** Opening Data supplied block **
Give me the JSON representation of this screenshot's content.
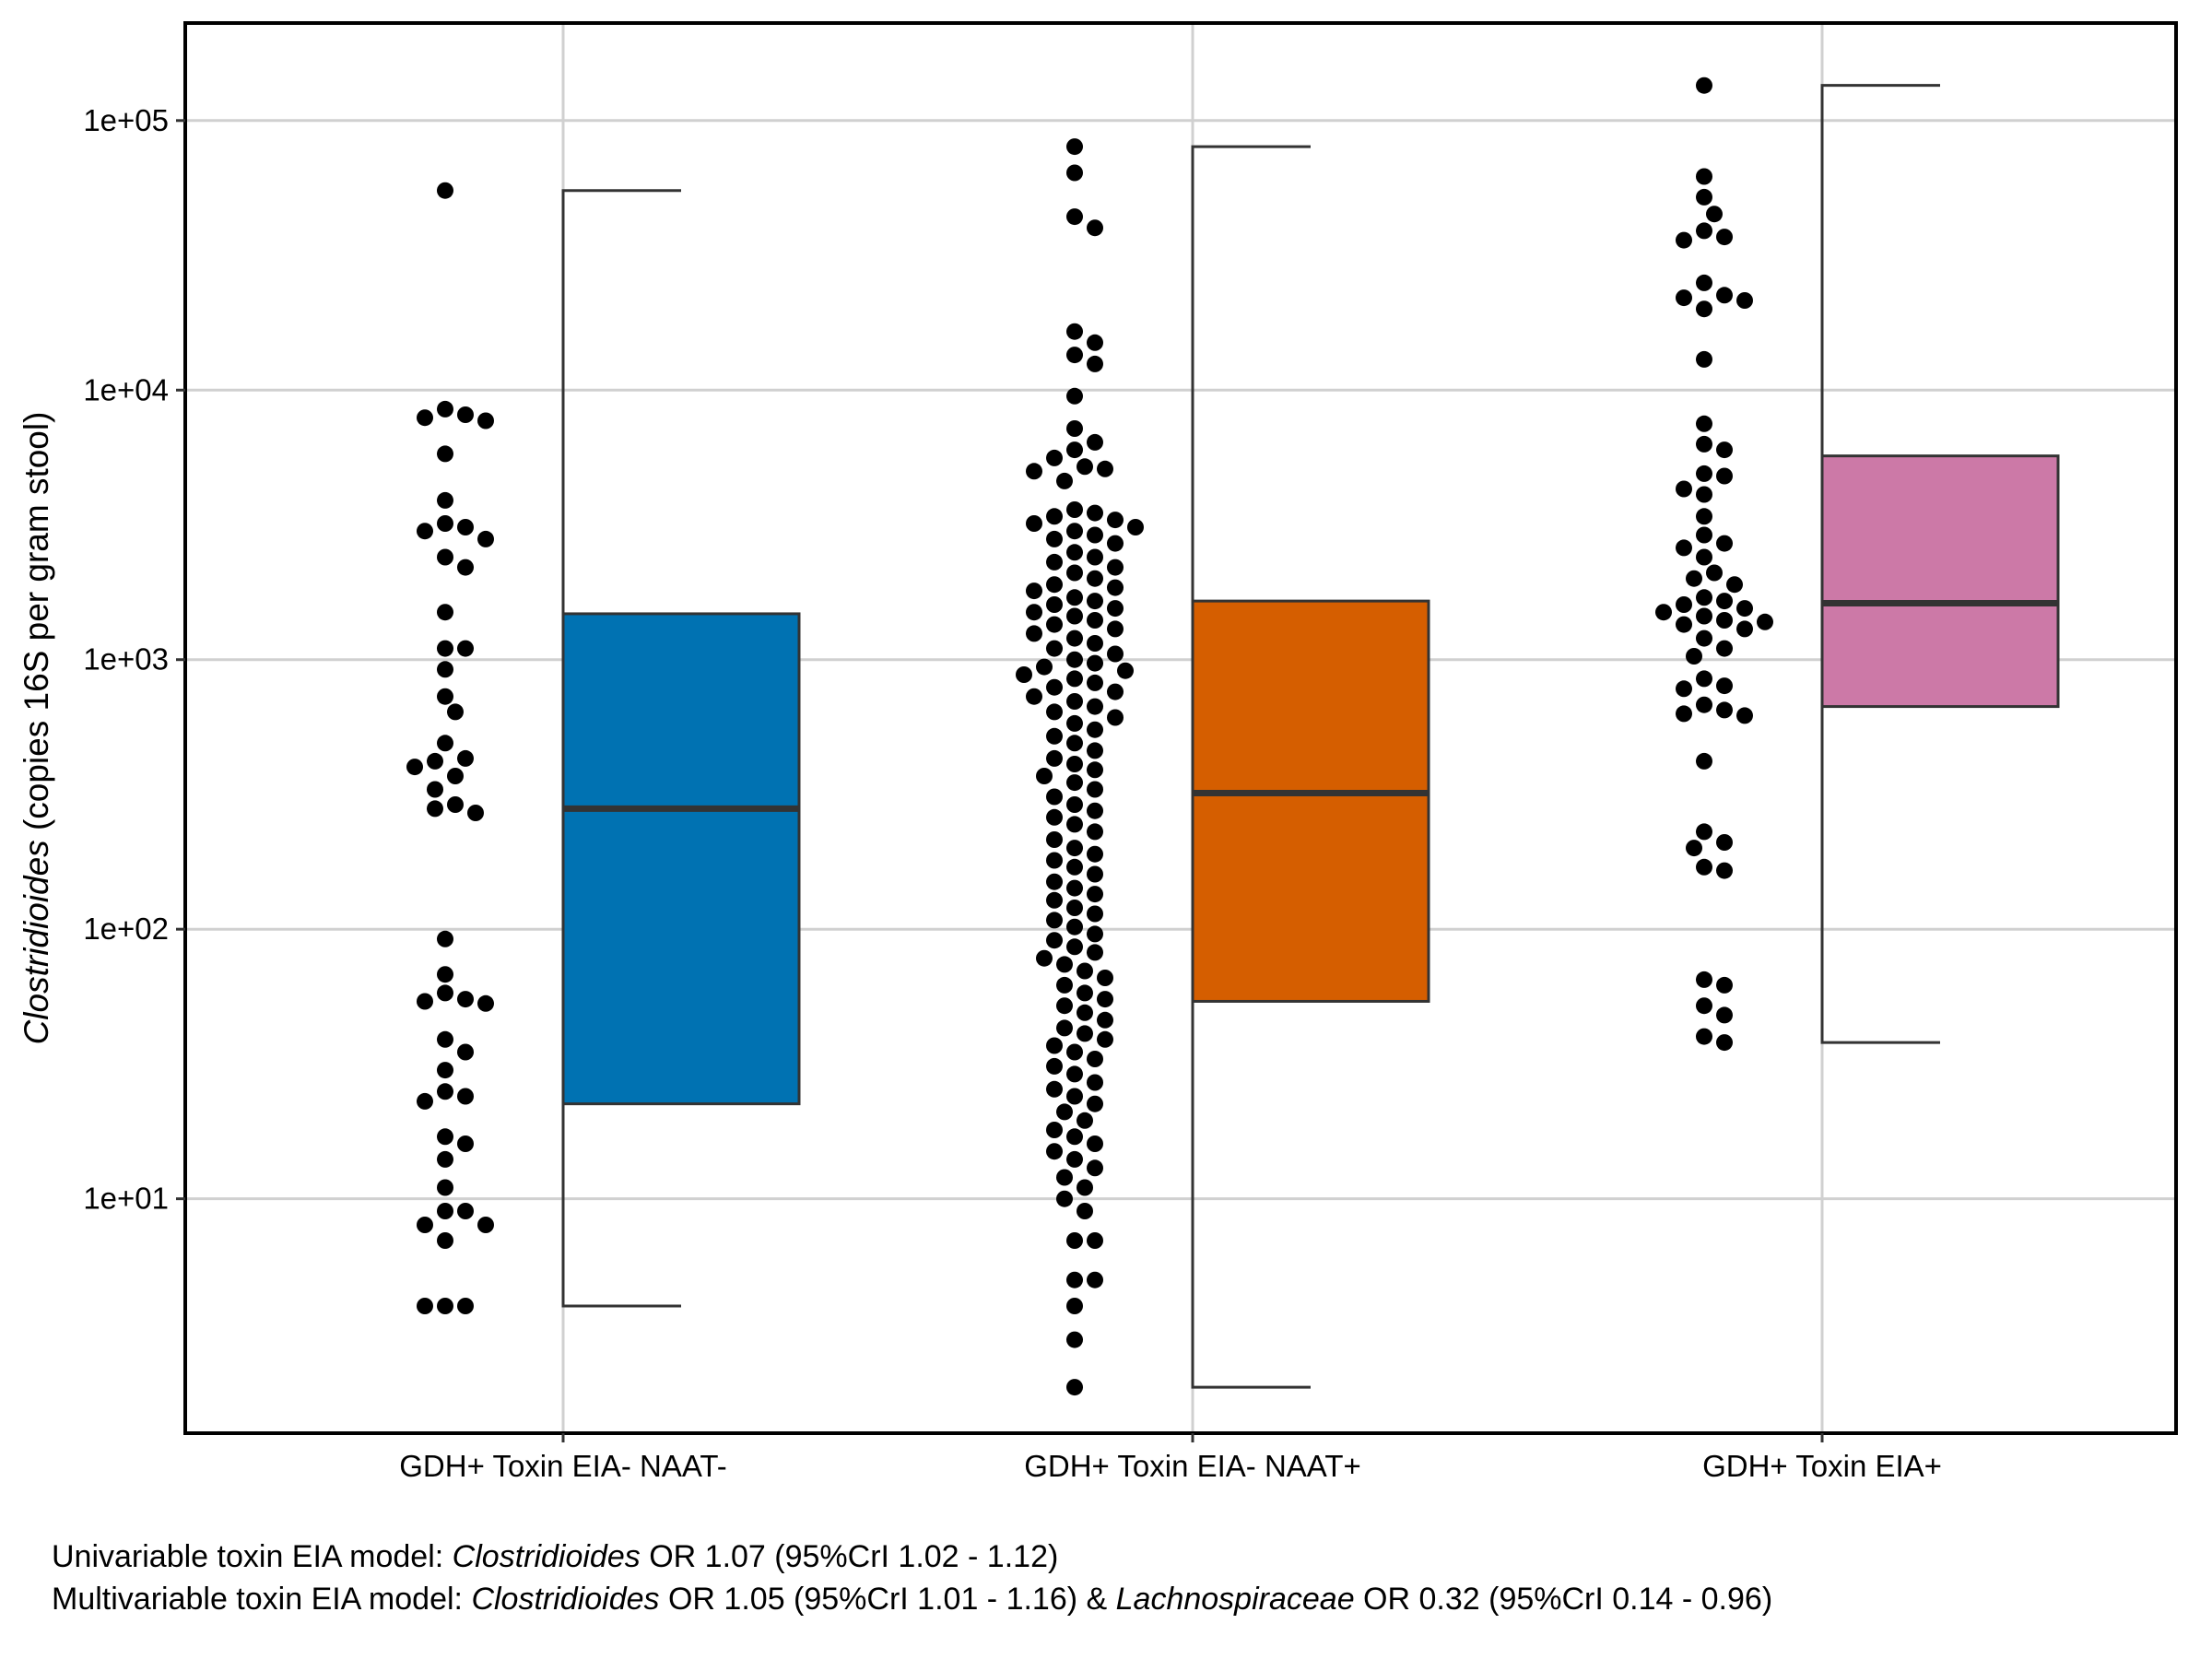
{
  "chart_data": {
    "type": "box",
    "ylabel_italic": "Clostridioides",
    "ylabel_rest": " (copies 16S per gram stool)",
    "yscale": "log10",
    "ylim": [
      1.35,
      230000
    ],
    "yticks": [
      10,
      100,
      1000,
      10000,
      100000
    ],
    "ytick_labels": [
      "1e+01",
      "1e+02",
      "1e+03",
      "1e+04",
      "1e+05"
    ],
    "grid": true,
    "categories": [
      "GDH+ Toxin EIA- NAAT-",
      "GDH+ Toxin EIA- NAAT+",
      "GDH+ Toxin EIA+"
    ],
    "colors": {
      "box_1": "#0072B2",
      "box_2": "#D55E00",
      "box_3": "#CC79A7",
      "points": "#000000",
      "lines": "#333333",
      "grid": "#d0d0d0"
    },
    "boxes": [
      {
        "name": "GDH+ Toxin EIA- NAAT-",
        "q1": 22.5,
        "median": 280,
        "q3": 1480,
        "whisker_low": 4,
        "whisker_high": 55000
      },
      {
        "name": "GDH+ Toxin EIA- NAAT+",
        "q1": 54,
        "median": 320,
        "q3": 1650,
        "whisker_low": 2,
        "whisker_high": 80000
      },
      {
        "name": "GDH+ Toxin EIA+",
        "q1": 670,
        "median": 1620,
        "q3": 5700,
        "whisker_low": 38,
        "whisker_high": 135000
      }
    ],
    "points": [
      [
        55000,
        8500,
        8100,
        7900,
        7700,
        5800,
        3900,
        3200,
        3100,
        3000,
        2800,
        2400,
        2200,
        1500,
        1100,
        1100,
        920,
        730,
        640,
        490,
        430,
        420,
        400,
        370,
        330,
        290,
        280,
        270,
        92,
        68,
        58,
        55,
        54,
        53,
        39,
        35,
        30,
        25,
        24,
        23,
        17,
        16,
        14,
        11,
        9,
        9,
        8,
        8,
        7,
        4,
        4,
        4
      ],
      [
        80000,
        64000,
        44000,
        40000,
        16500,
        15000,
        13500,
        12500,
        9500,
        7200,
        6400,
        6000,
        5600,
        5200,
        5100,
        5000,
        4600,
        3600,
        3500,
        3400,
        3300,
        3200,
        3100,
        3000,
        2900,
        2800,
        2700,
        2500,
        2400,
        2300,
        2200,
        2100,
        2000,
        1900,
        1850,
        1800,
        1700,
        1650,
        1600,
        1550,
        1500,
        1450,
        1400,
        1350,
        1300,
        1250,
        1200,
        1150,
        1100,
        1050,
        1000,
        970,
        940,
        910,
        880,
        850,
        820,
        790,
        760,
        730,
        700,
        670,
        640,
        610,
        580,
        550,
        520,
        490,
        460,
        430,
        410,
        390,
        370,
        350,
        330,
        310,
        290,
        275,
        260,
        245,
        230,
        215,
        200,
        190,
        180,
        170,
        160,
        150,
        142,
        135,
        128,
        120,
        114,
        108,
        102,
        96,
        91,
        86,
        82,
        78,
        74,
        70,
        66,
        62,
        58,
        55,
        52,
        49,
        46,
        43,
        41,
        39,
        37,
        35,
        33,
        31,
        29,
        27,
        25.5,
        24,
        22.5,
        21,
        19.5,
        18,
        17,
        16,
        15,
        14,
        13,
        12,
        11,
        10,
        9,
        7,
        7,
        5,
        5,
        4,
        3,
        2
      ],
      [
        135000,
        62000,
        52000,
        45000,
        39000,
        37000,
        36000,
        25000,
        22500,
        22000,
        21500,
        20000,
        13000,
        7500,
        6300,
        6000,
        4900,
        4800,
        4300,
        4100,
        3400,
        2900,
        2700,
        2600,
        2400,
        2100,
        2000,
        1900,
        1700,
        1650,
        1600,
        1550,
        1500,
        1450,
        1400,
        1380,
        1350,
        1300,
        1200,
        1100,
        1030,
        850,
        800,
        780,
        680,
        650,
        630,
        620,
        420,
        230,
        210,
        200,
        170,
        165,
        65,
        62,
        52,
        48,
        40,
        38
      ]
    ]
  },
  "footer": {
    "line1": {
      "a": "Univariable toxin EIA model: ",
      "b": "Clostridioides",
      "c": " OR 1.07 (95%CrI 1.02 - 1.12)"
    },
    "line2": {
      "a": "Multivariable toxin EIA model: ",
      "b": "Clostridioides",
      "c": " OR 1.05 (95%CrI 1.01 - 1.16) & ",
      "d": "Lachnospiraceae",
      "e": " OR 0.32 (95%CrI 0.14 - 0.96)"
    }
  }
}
** Closing Data supplied block **
** Opening Data supplied block **
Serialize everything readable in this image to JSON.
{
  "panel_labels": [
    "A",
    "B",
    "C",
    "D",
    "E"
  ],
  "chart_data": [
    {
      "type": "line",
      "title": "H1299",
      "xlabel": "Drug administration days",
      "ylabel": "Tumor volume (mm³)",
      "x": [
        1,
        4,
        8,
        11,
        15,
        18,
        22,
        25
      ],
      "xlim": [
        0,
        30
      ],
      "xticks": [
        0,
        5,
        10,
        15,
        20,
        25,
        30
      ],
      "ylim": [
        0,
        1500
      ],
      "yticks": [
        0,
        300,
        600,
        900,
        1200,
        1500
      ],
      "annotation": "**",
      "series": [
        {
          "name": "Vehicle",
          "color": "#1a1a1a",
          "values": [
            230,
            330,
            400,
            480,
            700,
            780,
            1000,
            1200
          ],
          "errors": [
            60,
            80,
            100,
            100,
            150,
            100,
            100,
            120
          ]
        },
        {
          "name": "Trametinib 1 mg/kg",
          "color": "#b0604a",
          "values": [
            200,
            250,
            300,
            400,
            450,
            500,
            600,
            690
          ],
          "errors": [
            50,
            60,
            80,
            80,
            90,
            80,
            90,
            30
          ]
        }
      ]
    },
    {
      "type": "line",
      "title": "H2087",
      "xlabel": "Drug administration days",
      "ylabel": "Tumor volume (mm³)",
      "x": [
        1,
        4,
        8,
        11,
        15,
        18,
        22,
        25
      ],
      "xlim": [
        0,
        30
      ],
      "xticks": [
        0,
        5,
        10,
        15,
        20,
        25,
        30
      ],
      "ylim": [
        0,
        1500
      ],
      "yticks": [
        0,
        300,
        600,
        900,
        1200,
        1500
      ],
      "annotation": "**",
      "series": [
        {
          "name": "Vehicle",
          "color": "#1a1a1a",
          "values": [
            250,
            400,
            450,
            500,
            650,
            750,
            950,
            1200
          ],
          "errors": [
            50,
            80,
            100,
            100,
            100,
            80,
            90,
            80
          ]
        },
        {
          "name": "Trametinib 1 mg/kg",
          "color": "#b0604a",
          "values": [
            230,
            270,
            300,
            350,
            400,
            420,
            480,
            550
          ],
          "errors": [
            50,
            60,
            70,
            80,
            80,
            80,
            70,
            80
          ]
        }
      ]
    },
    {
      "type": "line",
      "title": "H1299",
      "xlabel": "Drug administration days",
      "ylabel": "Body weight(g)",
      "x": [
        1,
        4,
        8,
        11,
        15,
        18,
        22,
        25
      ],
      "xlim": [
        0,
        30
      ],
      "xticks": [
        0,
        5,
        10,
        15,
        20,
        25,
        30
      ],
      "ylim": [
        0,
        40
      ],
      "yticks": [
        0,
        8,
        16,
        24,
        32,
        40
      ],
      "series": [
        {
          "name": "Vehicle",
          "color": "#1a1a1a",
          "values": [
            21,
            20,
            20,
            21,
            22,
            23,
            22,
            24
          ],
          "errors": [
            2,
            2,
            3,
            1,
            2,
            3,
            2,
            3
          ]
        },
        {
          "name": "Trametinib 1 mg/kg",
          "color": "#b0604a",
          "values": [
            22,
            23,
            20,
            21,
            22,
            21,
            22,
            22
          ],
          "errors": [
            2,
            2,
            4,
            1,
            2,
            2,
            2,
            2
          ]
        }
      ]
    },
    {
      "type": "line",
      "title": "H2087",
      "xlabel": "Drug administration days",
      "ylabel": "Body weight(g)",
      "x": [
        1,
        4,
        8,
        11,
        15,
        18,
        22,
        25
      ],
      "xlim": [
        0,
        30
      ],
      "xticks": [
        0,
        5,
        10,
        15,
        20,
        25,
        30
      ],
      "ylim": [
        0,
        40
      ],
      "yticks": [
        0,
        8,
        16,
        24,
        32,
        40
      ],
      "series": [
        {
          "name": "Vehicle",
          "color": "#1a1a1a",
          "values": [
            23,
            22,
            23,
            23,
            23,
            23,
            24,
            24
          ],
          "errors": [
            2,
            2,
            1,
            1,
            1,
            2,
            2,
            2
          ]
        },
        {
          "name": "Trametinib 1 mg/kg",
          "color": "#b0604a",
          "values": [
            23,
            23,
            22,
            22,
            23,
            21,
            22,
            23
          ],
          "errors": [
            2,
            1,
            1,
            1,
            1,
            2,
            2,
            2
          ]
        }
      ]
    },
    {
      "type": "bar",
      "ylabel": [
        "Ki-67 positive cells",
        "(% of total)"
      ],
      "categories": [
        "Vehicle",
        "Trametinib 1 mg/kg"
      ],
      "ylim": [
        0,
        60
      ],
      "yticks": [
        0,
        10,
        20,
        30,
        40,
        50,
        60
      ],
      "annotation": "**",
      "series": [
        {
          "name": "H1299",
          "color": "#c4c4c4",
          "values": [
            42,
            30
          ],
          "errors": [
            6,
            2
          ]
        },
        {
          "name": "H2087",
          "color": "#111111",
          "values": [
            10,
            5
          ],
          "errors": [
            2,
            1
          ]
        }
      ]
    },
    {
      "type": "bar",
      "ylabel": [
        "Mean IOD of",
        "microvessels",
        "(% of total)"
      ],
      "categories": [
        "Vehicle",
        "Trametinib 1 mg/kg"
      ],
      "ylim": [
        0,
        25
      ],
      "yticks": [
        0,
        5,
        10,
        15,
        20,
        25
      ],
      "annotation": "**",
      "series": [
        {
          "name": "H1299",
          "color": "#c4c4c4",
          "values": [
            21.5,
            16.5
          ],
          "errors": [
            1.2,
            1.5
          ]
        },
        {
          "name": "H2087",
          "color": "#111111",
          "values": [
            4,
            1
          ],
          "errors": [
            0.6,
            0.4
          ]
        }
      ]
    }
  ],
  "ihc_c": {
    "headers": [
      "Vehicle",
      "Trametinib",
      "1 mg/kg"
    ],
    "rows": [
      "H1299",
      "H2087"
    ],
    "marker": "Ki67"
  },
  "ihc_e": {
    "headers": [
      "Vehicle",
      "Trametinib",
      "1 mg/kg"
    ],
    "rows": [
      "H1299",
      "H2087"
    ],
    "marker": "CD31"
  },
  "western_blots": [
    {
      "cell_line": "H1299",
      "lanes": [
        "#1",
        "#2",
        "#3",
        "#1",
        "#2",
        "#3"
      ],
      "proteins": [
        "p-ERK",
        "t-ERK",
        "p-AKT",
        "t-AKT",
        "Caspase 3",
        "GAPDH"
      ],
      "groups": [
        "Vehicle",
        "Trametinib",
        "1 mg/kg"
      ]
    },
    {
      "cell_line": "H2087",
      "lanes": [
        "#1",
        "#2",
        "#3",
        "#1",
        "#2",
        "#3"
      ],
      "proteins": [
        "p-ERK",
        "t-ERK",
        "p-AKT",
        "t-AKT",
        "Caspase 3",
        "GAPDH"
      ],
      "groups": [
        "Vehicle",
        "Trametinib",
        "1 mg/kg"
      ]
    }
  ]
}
** Closing Data supplied block **
Look through the entries above, and wherever a line holds the string "JSON", copy it.

Give me the JSON representation of this screenshot's content.
Serialize everything readable in this image to JSON.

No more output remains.